* _Request_
Of the lines in these entries, how many contain the string "JSON"? Give the number and nothing else.

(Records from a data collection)
☆ ☆ ☆ ☆ ☆
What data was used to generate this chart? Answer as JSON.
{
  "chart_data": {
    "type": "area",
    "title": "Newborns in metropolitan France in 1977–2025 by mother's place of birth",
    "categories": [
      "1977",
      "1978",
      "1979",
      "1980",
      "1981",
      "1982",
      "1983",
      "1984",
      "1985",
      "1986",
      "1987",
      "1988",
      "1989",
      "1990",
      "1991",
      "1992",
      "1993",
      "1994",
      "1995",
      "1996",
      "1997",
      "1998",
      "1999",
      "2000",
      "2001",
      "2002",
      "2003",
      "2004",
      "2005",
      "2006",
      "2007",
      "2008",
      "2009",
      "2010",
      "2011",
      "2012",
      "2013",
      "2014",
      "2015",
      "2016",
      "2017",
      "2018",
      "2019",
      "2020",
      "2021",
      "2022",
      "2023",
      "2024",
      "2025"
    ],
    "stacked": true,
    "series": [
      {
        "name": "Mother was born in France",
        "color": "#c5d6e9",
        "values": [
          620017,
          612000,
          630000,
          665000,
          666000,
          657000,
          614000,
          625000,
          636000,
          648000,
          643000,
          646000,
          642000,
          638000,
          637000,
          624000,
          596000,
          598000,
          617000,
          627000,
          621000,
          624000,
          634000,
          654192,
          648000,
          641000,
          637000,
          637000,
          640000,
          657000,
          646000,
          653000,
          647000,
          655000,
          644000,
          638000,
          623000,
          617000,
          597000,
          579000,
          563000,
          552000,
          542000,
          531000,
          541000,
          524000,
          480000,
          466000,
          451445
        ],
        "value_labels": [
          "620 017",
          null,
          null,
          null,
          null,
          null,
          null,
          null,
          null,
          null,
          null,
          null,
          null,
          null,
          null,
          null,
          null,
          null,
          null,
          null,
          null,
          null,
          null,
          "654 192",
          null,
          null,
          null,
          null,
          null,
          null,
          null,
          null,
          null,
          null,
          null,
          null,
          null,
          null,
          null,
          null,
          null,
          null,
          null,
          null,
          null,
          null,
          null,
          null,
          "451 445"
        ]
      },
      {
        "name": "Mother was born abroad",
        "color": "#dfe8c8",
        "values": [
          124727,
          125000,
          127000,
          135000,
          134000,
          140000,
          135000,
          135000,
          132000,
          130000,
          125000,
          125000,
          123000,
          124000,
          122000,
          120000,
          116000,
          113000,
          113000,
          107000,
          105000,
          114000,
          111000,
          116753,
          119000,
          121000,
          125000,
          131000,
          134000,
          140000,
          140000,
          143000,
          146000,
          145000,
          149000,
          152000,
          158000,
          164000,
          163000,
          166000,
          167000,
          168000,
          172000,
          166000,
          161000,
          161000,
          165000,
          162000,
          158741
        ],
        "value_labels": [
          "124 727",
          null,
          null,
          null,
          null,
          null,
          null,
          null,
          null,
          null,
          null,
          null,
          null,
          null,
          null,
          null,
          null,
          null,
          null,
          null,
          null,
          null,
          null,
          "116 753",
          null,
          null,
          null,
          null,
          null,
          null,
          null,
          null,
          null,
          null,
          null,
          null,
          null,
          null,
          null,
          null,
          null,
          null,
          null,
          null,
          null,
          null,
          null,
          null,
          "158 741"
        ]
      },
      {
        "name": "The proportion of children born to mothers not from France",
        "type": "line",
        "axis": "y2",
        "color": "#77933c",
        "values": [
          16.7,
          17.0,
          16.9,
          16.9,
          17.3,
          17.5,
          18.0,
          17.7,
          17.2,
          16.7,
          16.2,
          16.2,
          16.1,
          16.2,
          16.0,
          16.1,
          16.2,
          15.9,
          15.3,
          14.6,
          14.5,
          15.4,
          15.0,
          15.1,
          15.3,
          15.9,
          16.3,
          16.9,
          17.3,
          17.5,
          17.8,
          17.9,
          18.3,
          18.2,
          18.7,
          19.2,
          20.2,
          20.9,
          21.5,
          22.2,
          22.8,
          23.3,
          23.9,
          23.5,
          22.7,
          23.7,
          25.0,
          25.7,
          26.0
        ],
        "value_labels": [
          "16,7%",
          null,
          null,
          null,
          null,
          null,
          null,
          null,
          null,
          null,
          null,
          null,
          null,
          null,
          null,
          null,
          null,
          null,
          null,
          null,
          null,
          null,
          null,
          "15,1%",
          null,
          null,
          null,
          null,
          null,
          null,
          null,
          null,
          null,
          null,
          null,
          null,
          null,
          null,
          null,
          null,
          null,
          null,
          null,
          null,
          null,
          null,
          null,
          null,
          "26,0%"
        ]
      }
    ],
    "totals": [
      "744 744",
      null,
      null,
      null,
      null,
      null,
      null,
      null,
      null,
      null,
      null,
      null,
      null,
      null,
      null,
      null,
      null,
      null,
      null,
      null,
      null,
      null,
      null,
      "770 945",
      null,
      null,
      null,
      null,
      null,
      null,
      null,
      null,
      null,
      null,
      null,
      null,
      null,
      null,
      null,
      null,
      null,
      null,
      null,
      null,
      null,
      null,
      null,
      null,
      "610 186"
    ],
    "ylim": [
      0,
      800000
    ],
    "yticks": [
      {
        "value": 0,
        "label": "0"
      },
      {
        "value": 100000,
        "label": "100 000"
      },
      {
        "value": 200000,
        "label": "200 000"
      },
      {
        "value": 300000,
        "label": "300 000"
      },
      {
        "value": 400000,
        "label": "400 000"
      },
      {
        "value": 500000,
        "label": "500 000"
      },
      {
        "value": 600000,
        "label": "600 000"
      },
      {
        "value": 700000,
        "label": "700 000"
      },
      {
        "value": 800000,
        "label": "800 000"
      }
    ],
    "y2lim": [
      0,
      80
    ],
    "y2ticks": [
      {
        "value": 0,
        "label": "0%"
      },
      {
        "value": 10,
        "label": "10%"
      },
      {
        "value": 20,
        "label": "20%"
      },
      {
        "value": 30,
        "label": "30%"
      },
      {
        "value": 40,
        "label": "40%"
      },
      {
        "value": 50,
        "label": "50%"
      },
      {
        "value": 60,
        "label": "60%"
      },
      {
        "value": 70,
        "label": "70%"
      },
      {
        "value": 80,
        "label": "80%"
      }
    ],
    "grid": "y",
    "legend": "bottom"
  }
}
☆ ☆ ☆ ☆ ☆
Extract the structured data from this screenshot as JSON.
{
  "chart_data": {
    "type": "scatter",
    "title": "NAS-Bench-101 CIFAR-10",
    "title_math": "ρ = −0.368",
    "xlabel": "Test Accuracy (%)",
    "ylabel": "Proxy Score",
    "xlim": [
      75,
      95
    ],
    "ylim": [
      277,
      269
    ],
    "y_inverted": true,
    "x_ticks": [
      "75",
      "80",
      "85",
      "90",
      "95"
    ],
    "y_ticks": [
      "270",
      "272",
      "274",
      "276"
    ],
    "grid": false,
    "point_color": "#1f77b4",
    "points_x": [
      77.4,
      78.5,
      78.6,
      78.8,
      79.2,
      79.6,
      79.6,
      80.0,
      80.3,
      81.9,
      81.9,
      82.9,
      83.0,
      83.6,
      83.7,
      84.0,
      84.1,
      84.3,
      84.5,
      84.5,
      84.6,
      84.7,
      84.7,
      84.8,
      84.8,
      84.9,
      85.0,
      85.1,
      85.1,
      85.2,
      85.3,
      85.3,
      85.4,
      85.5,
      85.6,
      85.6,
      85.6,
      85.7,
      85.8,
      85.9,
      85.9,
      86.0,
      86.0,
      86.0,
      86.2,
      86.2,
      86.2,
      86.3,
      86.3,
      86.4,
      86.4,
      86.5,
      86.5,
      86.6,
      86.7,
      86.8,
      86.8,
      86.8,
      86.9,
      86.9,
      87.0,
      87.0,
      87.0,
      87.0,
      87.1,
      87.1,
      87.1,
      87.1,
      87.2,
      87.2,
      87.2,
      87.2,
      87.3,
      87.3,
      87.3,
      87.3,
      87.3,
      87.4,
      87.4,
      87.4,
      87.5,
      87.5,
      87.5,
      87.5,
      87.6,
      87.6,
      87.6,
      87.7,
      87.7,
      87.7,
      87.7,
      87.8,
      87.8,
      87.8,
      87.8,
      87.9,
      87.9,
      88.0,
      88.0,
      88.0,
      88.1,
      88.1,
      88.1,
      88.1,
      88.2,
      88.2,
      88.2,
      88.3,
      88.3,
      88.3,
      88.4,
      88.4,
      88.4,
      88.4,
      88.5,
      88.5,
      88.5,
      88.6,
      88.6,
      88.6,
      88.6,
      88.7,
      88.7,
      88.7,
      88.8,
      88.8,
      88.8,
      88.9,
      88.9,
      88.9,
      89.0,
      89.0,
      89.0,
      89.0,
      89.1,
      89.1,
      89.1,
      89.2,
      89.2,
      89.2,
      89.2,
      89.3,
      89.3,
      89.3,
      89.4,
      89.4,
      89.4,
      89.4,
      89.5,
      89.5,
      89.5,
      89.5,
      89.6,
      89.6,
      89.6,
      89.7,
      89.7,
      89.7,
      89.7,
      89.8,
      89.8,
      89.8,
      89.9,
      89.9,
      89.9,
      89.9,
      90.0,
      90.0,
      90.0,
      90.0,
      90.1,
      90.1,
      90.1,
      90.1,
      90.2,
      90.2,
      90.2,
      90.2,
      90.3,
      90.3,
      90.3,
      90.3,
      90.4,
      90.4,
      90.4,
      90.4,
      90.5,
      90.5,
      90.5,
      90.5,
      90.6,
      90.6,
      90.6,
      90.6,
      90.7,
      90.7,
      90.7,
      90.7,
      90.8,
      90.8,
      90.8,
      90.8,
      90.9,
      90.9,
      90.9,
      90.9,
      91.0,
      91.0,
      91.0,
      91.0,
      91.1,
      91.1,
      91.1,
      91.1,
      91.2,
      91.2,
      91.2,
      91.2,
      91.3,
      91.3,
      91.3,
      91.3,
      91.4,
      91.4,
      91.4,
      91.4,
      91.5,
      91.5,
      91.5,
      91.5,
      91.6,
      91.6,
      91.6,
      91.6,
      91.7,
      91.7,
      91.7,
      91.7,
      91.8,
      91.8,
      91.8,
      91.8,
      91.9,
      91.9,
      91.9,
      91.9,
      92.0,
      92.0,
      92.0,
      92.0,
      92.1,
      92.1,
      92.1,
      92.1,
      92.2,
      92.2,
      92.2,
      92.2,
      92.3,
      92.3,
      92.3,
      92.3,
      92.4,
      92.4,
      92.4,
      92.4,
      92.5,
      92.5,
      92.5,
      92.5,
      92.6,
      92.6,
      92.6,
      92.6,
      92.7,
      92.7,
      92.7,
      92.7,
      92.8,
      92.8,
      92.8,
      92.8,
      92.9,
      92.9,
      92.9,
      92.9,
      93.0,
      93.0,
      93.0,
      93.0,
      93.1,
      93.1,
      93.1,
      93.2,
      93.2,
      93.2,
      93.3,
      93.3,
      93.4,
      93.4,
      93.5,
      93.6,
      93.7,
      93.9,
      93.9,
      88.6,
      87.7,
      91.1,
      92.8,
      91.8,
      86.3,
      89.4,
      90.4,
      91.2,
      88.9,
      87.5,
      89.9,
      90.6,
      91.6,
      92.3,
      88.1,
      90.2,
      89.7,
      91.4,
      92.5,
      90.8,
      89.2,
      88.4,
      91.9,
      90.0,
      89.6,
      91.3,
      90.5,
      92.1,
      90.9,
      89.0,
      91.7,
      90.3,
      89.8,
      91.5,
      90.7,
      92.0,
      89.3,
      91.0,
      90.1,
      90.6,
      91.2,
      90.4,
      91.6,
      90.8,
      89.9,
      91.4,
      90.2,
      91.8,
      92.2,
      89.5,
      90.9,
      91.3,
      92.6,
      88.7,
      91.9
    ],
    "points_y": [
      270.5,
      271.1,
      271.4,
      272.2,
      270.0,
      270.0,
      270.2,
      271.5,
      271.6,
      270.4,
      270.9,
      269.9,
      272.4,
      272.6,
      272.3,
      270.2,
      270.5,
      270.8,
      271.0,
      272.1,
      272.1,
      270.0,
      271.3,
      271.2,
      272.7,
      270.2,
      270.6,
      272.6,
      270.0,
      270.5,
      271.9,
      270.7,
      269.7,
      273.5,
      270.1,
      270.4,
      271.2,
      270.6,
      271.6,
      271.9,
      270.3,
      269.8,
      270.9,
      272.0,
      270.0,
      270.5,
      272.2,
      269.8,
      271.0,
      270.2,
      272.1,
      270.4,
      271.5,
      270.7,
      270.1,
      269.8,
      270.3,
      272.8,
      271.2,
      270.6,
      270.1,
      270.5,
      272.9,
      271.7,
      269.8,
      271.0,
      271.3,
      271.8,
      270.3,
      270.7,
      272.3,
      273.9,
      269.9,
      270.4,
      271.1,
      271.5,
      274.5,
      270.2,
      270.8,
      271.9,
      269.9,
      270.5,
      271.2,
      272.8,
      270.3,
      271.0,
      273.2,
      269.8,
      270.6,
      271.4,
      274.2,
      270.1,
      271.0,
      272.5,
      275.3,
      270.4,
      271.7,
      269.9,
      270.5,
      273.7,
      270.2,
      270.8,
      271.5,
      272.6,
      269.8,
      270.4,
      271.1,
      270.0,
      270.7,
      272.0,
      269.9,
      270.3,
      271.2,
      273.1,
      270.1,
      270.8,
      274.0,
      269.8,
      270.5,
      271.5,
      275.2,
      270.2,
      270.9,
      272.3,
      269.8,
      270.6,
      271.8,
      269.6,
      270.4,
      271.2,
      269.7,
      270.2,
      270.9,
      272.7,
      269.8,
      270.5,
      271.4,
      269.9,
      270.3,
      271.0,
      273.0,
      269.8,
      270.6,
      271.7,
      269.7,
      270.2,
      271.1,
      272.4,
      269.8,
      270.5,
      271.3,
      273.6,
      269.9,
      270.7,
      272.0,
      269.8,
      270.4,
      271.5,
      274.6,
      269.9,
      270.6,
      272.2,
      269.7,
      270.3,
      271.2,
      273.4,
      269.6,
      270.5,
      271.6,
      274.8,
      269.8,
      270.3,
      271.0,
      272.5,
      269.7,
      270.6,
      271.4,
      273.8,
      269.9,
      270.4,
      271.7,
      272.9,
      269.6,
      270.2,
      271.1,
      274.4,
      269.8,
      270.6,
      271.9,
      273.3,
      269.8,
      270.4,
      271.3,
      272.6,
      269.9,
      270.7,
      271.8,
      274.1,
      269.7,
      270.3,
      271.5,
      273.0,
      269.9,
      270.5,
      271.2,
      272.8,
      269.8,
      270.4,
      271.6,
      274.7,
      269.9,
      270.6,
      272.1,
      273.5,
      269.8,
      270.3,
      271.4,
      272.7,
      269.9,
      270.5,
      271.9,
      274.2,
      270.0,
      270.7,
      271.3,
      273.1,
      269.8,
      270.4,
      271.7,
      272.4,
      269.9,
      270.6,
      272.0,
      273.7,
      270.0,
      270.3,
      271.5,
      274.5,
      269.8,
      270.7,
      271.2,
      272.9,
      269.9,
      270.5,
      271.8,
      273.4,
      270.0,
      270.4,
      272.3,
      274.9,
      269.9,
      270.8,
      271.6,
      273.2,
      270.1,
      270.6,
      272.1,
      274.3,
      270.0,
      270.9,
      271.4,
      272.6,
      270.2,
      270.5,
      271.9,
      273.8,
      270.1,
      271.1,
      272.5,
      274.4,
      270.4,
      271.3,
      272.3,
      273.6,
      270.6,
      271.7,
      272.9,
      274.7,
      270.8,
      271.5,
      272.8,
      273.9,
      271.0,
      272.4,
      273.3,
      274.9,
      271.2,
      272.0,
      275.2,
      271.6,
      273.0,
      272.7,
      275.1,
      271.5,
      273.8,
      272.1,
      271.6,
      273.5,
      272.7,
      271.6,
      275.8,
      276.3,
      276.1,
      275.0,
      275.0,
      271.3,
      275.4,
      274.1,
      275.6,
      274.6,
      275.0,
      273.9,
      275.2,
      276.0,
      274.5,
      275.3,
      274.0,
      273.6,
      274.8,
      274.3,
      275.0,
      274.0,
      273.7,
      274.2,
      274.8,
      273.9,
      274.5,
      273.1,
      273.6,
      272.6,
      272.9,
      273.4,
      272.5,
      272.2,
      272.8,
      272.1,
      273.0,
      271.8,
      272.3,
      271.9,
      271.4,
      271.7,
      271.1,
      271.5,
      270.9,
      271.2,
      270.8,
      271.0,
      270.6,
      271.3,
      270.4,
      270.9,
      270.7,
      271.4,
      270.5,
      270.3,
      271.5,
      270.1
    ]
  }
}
☆ ☆ ☆ ☆ ☆
* _Worked solution_
2